◆ **Stated exercise**:
Reproduce the records below exactly as they appear.

◆ **Data section**:
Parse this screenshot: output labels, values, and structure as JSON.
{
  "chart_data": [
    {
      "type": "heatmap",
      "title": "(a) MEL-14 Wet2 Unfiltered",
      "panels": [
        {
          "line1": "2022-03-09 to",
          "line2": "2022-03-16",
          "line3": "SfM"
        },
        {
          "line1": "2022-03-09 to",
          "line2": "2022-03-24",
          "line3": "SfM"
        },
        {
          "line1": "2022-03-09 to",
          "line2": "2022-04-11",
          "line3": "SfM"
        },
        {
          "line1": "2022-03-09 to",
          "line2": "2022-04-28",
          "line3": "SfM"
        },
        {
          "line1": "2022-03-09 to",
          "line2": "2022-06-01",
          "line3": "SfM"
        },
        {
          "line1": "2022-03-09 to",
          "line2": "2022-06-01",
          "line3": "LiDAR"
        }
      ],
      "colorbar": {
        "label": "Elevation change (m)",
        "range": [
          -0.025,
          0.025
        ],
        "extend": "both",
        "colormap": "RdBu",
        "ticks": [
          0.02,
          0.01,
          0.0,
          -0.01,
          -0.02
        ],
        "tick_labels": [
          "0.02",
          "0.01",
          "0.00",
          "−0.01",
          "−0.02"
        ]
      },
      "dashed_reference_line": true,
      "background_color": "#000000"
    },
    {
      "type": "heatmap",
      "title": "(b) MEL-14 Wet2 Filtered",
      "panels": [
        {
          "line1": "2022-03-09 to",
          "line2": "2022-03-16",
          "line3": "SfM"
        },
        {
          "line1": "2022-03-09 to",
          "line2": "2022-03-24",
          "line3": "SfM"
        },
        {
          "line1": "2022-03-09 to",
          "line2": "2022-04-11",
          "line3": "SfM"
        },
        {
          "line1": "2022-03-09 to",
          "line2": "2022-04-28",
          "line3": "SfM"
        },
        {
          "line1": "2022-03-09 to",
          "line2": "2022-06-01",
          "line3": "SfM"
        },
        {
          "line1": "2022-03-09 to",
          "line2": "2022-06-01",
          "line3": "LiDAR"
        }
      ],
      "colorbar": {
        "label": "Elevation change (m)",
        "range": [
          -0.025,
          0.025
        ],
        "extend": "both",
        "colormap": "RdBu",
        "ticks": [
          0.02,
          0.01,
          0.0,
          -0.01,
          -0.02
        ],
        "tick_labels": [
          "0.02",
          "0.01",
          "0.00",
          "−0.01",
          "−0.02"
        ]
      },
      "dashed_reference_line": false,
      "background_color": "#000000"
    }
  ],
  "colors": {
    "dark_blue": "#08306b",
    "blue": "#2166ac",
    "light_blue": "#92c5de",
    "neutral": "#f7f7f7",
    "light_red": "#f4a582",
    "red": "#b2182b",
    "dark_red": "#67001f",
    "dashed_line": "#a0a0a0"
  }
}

◆ **Task solution**:
Parse this screenshot: output labels, values, and structure as JSON.
{
  "chart_data": [
    {
      "type": "heatmap",
      "title": "(a) MEL-14 Wet2 Unfiltered",
      "panels": [
        {
          "line1": "2022-03-09 to",
          "line2": "2022-03-16",
          "line3": "SfM"
        },
        {
          "line1": "2022-03-09 to",
          "line2": "2022-03-24",
          "line3": "SfM"
        },
        {
          "line1": "2022-03-09 to",
          "line2": "2022-04-11",
          "line3": "SfM"
        },
        {
          "line1": "2022-03-09 to",
          "line2": "2022-04-28",
          "line3": "SfM"
        },
        {
          "line1": "2022-03-09 to",
          "line2": "2022-06-01",
          "line3": "SfM"
        },
        {
          "line1": "2022-03-09 to",
          "line2": "2022-06-01",
          "line3": "LiDAR"
        }
      ],
      "colorbar": {
        "label": "Elevation change (m)",
        "range": [
          -0.025,
          0.025
        ],
        "extend": "both",
        "colormap": "RdBu",
        "ticks": [
          0.02,
          0.01,
          0.0,
          -0.01,
          -0.02
        ],
        "tick_labels": [
          "0.02",
          "0.01",
          "0.00",
          "−0.01",
          "−0.02"
        ]
      },
      "dashed_reference_line": true,
      "background_color": "#000000"
    },
    {
      "type": "heatmap",
      "title": "(b) MEL-14 Wet2 Filtered",
      "panels": [
        {
          "line1": "2022-03-09 to",
          "line2": "2022-03-16",
          "line3": "SfM"
        },
        {
          "line1": "2022-03-09 to",
          "line2": "2022-03-24",
          "line3": "SfM"
        },
        {
          "line1": "2022-03-09 to",
          "line2": "2022-04-11",
          "line3": "SfM"
        },
        {
          "line1": "2022-03-09 to",
          "line2": "2022-04-28",
          "line3": "SfM"
        },
        {
          "line1": "2022-03-09 to",
          "line2": "2022-06-01",
          "line3": "SfM"
        },
        {
          "line1": "2022-03-09 to",
          "line2": "2022-06-01",
          "line3": "LiDAR"
        }
      ],
      "colorbar": {
        "label": "Elevation change (m)",
        "range": [
          -0.025,
          0.025
        ],
        "extend": "both",
        "colormap": "RdBu",
        "ticks": [
          0.02,
          0.01,
          0.0,
          -0.01,
          -0.02
        ],
        "tick_labels": [
          "0.02",
          "0.01",
          "0.00",
          "−0.01",
          "−0.02"
        ]
      },
      "dashed_reference_line": false,
      "background_color": "#000000"
    }
  ],
  "colors": {
    "dark_blue": "#08306b",
    "blue": "#2166ac",
    "light_blue": "#92c5de",
    "neutral": "#f7f7f7",
    "light_red": "#f4a582",
    "red": "#b2182b",
    "dark_red": "#67001f",
    "dashed_line": "#a0a0a0"
  }
}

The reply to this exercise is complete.